Requirements:
Pull out every line with the word "équivalent".

Stored records:
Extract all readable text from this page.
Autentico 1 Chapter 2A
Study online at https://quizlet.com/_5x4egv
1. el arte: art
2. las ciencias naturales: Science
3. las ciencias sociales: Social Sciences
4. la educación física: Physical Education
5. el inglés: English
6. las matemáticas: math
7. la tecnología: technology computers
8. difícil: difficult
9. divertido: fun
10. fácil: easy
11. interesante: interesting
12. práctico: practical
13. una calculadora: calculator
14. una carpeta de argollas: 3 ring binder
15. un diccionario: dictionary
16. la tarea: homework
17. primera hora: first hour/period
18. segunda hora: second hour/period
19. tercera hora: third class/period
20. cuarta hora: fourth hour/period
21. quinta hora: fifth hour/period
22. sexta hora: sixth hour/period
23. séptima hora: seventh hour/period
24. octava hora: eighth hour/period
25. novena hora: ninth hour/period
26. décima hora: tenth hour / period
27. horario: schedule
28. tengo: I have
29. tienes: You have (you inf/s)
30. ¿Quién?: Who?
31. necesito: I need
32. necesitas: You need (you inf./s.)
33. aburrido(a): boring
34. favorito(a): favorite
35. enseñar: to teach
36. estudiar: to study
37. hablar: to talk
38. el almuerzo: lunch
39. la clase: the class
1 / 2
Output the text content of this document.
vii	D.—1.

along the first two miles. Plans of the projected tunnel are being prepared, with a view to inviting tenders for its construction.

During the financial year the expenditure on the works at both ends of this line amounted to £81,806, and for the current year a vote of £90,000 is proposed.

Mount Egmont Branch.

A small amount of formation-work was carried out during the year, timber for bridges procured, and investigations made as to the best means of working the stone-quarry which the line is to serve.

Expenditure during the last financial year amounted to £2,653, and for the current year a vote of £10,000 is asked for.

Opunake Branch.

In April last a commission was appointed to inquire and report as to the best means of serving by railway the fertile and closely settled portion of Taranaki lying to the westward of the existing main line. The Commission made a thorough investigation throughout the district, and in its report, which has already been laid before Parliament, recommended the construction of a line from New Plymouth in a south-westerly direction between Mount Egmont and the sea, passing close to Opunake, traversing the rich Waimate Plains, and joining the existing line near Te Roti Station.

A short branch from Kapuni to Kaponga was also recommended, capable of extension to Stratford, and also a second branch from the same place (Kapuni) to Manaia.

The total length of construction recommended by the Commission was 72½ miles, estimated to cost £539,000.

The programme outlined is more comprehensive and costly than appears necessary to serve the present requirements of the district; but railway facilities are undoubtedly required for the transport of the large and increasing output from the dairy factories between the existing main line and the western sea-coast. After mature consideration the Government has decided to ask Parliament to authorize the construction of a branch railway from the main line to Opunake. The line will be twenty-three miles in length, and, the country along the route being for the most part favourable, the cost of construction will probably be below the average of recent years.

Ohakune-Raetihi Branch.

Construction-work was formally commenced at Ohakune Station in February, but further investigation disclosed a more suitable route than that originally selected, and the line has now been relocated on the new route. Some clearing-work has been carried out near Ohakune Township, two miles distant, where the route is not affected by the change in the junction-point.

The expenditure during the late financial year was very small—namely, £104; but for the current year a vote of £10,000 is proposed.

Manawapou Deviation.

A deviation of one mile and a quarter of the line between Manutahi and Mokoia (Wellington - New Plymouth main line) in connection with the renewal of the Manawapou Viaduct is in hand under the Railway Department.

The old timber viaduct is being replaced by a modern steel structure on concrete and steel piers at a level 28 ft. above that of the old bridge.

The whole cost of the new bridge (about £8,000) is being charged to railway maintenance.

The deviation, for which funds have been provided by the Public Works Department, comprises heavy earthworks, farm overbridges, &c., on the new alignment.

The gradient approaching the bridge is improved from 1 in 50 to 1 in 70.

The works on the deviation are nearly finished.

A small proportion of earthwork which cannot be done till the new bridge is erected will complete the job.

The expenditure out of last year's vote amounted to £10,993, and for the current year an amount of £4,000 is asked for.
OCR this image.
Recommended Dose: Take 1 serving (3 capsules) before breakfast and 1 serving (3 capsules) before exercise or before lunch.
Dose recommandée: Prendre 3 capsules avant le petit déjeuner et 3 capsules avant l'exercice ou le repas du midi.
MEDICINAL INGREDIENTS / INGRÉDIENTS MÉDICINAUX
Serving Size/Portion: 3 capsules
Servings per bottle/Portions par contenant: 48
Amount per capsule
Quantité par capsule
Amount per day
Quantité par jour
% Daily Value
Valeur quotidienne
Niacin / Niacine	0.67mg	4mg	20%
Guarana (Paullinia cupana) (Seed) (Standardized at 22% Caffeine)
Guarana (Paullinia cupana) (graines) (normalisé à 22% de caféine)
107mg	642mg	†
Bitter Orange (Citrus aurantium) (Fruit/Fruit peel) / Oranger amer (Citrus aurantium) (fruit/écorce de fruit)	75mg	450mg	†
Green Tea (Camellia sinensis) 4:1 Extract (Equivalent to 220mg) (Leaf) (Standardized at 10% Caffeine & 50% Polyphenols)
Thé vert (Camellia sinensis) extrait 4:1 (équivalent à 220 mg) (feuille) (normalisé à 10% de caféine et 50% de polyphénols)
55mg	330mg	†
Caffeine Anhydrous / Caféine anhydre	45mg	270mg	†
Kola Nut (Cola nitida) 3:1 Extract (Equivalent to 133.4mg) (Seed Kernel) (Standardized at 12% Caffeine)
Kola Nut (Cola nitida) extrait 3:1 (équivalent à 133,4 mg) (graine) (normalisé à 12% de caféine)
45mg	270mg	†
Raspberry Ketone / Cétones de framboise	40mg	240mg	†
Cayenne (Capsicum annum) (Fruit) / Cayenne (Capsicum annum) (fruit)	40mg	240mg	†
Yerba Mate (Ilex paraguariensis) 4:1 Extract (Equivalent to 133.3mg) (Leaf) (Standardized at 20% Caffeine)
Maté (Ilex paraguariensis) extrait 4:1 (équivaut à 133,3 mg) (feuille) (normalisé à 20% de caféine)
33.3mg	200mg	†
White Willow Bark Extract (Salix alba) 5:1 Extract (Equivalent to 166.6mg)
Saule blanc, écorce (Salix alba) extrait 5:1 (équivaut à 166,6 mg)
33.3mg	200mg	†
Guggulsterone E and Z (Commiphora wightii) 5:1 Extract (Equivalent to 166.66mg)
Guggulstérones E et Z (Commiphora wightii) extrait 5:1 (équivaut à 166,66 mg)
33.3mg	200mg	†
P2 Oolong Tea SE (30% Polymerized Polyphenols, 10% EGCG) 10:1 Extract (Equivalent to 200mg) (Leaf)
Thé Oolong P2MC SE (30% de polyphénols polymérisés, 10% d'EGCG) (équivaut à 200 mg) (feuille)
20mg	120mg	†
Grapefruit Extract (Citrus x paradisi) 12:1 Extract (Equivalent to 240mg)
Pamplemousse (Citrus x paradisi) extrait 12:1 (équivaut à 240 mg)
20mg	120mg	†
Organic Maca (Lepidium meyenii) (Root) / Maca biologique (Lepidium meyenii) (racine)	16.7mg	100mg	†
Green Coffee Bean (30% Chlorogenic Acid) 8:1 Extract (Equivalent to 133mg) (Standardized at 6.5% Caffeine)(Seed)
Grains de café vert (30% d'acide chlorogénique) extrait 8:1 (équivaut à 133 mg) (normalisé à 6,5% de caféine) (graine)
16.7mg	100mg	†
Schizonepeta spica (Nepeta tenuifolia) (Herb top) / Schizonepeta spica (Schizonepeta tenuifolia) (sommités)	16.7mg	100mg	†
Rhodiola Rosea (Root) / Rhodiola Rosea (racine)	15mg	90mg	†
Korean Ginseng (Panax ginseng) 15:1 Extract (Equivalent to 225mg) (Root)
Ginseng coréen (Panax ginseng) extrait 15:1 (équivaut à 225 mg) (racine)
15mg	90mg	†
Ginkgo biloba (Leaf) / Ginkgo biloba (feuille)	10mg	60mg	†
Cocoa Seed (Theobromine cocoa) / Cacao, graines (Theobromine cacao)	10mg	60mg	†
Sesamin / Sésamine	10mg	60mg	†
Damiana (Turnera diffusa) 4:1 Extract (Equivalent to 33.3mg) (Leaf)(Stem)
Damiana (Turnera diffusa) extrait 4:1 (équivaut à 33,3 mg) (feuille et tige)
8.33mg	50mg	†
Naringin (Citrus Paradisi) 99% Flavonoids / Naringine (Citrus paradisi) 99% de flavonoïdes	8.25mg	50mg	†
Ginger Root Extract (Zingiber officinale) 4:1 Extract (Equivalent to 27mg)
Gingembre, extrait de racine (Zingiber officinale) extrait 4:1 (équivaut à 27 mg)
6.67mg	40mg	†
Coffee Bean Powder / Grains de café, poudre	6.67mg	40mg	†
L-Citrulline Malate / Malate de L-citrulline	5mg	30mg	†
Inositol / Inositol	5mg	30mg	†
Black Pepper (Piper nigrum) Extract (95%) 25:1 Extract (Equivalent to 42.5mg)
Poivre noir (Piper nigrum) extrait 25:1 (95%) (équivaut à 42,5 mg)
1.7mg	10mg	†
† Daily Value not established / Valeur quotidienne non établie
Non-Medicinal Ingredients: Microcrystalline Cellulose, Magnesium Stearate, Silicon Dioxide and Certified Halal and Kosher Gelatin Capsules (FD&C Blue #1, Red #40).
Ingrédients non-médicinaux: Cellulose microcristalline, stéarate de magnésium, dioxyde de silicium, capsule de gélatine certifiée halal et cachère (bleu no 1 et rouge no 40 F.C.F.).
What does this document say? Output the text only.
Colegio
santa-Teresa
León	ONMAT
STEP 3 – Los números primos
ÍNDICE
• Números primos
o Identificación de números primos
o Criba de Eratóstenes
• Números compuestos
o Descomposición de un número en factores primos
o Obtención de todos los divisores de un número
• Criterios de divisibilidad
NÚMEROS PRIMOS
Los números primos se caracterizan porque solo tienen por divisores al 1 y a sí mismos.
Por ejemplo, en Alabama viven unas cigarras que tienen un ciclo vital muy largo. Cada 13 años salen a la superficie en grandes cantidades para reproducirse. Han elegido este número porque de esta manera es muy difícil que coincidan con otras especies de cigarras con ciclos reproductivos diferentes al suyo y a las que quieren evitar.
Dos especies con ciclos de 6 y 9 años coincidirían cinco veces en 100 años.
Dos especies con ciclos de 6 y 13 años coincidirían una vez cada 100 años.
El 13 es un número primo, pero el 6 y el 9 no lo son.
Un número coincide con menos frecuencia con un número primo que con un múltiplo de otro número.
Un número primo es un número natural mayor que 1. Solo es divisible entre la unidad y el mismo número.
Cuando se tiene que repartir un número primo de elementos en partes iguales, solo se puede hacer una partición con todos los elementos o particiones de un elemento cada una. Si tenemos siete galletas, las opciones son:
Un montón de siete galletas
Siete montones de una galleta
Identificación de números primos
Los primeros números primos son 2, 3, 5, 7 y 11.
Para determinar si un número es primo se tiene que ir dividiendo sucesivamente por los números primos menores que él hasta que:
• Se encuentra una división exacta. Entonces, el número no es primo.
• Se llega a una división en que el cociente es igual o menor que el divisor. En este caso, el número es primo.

Written answer:
Thé vert (Camellia sinensis) extrait 4:1 (équivalent à 220 mg) (feuille) (normalisé à 10% de caféine et 50% de polyphénols)
Kola Nut (Cola nitida) extrait 3:1 (équivalent à 133,4 mg) (graine) (normalisé à 12% de caféine)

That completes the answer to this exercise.